Assemble all lines in which the string "content" appears.

Data records
..........
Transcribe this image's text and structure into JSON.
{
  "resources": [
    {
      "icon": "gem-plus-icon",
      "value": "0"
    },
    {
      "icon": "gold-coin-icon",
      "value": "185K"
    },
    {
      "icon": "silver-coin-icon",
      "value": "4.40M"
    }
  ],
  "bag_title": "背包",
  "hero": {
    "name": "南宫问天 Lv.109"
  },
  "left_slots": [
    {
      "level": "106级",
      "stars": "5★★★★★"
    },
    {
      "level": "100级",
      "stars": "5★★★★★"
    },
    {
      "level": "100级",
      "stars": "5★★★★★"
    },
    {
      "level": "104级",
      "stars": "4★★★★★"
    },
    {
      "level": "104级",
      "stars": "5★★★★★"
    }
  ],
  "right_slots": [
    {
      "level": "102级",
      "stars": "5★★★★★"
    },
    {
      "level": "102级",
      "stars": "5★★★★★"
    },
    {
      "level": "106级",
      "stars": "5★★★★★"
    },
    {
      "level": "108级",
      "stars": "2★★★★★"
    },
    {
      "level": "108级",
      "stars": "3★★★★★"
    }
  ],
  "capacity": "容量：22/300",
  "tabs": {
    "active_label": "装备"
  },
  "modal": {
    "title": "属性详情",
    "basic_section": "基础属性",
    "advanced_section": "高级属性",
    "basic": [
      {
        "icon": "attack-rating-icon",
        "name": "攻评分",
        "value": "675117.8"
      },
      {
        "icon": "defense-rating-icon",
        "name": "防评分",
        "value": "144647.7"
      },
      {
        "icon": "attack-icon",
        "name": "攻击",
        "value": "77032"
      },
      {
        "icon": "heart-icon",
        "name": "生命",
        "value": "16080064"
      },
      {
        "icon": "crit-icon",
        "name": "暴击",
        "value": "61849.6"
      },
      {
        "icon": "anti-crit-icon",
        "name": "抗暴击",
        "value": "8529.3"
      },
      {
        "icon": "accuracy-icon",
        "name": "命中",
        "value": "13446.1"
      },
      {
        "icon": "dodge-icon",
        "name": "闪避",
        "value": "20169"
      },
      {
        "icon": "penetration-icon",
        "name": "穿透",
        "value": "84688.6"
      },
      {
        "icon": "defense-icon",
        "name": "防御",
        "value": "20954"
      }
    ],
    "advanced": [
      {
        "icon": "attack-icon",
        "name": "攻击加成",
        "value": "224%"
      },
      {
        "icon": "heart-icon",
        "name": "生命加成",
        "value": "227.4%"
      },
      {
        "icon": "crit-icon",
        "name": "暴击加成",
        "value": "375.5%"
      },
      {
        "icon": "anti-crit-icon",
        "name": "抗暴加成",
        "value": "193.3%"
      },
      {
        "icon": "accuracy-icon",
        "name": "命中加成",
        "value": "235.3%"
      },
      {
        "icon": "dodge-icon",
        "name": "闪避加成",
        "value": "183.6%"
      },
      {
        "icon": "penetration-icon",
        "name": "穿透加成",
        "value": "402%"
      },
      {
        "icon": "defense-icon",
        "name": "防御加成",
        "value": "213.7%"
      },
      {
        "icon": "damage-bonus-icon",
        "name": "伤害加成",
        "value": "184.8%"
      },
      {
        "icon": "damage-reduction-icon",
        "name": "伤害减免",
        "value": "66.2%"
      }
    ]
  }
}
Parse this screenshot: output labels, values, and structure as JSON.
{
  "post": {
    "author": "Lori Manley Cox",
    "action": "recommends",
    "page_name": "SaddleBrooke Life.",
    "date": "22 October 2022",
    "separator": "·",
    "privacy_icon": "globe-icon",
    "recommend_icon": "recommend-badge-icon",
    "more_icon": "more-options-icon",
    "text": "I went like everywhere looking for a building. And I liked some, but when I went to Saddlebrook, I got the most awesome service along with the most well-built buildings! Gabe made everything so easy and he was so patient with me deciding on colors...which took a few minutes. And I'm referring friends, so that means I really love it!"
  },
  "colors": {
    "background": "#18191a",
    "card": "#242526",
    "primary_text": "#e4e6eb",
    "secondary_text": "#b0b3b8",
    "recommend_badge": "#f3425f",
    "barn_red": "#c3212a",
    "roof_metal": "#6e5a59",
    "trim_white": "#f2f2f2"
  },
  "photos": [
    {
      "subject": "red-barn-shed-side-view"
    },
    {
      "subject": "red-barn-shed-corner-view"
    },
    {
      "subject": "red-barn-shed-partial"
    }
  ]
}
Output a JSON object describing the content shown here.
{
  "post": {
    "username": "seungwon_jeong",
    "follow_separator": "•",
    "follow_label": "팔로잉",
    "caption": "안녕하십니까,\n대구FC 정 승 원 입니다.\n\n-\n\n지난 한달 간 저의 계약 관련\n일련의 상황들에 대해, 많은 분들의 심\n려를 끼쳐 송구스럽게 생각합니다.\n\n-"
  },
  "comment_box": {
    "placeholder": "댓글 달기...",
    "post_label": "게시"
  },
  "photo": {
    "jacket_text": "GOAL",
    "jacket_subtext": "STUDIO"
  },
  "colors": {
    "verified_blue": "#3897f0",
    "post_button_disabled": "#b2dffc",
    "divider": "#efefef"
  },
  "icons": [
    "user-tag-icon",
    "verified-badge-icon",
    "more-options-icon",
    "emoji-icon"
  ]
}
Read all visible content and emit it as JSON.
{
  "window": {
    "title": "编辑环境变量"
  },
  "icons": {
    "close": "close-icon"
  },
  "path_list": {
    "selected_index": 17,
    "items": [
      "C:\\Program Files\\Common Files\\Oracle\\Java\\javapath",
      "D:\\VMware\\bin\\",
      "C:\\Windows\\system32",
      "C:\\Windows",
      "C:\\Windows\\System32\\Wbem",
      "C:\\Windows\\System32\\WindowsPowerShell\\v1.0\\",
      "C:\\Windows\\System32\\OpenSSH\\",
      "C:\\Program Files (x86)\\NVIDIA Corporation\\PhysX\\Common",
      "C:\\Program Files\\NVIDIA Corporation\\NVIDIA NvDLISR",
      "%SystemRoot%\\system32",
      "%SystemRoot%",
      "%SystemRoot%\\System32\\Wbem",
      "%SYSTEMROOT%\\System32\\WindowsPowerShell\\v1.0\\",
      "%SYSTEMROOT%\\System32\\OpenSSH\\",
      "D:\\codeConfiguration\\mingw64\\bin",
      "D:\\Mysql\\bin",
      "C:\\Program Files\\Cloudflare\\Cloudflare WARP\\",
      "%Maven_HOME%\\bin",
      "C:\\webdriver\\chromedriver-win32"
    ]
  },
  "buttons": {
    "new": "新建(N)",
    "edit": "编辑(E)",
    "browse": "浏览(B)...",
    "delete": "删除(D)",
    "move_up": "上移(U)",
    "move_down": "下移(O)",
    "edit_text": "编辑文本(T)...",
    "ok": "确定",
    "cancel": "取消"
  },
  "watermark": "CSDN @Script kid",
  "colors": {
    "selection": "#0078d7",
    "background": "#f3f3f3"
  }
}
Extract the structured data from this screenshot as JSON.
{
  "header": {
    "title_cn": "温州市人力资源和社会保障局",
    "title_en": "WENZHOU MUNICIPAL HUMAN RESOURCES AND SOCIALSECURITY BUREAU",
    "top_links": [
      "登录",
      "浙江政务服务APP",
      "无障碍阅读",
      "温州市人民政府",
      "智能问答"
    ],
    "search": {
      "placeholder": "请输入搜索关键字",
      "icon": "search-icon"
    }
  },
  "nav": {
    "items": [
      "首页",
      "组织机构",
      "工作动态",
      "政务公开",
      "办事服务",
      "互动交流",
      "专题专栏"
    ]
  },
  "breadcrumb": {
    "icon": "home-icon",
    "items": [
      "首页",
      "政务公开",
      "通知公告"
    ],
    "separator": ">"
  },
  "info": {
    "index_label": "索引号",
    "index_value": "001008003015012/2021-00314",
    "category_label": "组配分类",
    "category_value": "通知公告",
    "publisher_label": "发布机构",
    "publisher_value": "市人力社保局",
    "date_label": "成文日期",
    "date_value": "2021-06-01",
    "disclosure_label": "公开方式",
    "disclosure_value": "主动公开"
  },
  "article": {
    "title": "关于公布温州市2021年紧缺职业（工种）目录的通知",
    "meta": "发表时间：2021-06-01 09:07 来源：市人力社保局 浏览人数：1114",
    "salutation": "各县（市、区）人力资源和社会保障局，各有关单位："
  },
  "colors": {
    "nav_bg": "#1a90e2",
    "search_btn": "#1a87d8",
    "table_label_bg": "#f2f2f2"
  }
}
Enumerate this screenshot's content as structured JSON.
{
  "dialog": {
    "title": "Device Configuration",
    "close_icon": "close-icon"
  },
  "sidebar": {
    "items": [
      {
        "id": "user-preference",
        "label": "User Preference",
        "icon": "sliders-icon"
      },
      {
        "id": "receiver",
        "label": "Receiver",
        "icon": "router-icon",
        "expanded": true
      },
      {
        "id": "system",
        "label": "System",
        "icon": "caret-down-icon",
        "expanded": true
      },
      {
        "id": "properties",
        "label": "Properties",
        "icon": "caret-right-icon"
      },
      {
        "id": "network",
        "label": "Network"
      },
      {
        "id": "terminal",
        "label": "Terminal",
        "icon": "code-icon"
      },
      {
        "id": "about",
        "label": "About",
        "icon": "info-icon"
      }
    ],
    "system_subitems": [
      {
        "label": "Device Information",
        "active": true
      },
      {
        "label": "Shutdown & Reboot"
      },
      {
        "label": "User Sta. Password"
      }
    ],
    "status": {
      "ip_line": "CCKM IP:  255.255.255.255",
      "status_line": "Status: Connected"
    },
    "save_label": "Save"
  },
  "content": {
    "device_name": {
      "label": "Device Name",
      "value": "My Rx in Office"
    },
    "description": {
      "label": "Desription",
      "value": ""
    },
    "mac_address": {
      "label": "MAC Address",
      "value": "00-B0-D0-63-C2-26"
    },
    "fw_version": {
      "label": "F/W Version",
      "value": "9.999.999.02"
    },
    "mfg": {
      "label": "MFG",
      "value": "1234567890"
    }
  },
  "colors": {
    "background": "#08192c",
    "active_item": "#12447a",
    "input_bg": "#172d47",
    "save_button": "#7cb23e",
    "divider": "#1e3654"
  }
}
..........
* [SOLUTION TO THIS TASK]
Output a JSON object describing the content shown here.
Read all visible content and emit it as JSON.
Enumerate this screenshot's content as structured JSON.
  "content": {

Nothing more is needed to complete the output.